:: What is asked ::
Restate each line of the listing exactly, without carrying over any pictures.

** Begin **

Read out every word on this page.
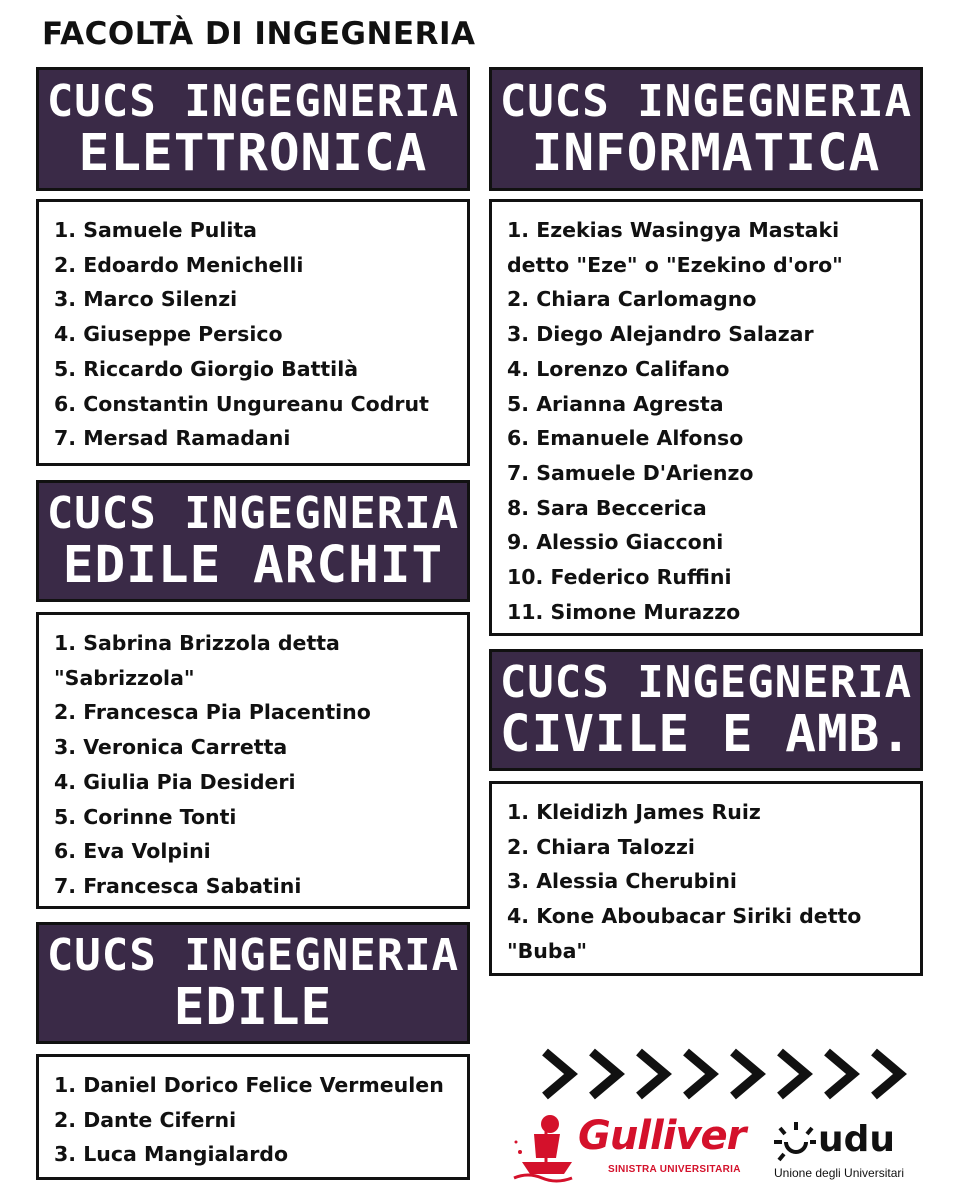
FACOLTÀ DI INGEGNERIA
CUCS INGEGNERIA
ELETTRONICA
1. Samuele Pulita
2. Edoardo Menichelli
3. Marco Silenzi
4. Giuseppe Persico
5. Riccardo Giorgio Battilà
6. Constantin Ungureanu Codrut
7. Mersad Ramadani
CUCS INGEGNERIA
INFORMATICA
1. Ezekias Wasingya Mastaki
detto "Eze" o "Ezekino d'oro"
2. Chiara Carlomagno
3. Diego Alejandro Salazar
4. Lorenzo Califano
5. Arianna Agresta
6. Emanuele Alfonso
7. Samuele D'Arienzo
8. Sara Beccerica
9. Alessio Giacconi
10. Federico Ruffini
11. Simone Murazzo
CUCS INGEGNERIA
EDILE ARCHIT
1. Sabrina Brizzola detta
"Sabrizzola"
2. Francesca Pia Placentino
3. Veronica Carretta
4. Giulia Pia Desideri
5. Corinne Tonti
6. Eva Volpini
7. Francesca Sabatini
CUCS INGEGNERIA
CIVILE E AMB.
1. Kleidizh James Ruiz
2. Chiara Talozzi
3. Alessia Cherubini
4. Kone Aboubacar Siriki detto
"Buba"
CUCS INGEGNERIA
EDILE
1. Daniel Dorico Felice Vermeulen
2. Dante Ciferni
3. Luca Mangialardo	Gulliver
SINISTRA UNIVERSITARIA
udu
Unione degli Universitari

** End **

:: The output ::
Read out every word on this page.
FACOLTÀ DI INGEGNERIA
CUCS INGEGNERIA
ELETTRONICA
1. Samuele Pulita
2. Edoardo Menichelli
3. Marco Silenzi
4. Giuseppe Persico
5. Riccardo Giorgio Battilà
6. Constantin Ungureanu Codrut
7. Mersad Ramadani
CUCS INGEGNERIA
INFORMATICA
1. Ezekias Wasingya Mastaki
detto "Eze" o "Ezekino d'oro"
2. Chiara Carlomagno
3. Diego Alejandro Salazar
4. Lorenzo Califano
5. Arianna Agresta
6. Emanuele Alfonso
7. Samuele D'Arienzo
8. Sara Beccerica
9. Alessio Giacconi
10. Federico Ruffini
11. Simone Murazzo
CUCS INGEGNERIA
EDILE ARCHIT
1. Sabrina Brizzola detta
"Sabrizzola"
2. Francesca Pia Placentino
3. Veronica Carretta
4. Giulia Pia Desideri
5. Corinne Tonti
6. Eva Volpini
7. Francesca Sabatini
CUCS INGEGNERIA
CIVILE E AMB.
1. Kleidizh James Ruiz
2. Chiara Talozzi
3. Alessia Cherubini
4. Kone Aboubacar Siriki detto
"Buba"
CUCS INGEGNERIA
EDILE
1. Daniel Dorico Felice Vermeulen
2. Dante Ciferni
3. Luca Mangialardo	Gulliver
SINISTRA UNIVERSITARIA
udu
Unione degli Universitari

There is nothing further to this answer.